>> Start Data provided
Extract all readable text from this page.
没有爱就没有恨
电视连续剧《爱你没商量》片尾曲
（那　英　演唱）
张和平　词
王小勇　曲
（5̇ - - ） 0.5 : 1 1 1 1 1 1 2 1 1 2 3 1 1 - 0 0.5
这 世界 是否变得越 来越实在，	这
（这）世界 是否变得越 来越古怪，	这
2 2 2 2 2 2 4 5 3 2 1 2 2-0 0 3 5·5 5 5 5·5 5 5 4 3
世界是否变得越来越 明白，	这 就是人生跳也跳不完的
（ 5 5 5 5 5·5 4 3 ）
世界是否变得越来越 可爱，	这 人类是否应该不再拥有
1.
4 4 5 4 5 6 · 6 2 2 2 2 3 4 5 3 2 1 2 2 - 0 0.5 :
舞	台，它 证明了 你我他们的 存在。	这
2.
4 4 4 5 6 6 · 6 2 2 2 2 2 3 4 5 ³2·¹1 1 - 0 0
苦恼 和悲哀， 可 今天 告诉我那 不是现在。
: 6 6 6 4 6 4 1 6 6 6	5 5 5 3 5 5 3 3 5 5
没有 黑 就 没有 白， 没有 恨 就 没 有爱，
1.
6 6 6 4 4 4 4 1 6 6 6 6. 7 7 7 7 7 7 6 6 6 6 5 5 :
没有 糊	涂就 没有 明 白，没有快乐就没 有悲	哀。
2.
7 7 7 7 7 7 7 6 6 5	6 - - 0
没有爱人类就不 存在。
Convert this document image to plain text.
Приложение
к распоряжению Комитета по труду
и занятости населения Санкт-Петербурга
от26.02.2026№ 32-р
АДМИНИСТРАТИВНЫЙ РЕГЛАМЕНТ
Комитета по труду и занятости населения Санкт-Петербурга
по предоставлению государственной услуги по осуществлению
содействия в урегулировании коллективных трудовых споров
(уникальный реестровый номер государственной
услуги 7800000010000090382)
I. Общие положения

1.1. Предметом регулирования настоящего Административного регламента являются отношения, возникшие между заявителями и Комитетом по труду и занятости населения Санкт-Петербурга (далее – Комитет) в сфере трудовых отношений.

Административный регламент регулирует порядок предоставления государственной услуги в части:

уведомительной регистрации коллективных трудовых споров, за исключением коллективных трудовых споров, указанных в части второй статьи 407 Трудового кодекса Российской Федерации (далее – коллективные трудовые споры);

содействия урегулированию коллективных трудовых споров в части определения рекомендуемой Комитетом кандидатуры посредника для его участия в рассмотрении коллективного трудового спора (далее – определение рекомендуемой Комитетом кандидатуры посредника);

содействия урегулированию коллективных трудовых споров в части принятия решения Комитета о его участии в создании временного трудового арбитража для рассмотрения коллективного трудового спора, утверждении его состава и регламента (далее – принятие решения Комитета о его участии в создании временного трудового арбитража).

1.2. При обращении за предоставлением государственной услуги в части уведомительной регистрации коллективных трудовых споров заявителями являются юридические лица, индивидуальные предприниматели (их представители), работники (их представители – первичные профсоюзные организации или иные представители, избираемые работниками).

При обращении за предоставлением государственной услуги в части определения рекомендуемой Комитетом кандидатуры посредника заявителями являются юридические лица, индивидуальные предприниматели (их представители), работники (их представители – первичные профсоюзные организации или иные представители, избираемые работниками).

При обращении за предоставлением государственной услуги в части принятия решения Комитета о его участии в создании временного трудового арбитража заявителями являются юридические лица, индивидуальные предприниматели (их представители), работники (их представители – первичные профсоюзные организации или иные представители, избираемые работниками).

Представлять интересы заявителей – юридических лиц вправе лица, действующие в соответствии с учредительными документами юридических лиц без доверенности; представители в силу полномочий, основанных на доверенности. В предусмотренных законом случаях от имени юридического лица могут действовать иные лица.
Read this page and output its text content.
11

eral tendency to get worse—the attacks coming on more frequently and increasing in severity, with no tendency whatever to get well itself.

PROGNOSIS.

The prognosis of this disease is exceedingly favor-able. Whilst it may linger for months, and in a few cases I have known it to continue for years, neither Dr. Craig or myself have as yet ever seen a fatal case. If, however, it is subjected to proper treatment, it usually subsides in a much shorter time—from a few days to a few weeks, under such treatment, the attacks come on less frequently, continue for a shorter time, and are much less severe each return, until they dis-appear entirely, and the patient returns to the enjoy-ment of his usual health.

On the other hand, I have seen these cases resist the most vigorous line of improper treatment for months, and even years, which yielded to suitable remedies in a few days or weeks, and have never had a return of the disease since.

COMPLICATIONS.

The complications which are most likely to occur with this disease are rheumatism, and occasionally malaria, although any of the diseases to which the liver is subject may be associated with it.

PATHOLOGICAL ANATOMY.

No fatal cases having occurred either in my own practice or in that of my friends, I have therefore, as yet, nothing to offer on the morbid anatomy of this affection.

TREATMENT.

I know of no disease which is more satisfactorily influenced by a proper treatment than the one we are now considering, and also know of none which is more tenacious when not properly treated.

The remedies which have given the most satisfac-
>> End Data provided
**Problem details**. Find the word "Петербурга" in the records and pull out each line that has it.

**Full response**.
и занятости населения Санкт-Петербурга
Комитета по труду и занятости населения Санкт-Петербурга
1.1. Предметом регулирования настоящего Административного регламента являются отношения, возникшие между заявителями и Комитетом по труду и занятости населения Санкт-Петербурга (далее – Комитет) в сфере трудовых отношений.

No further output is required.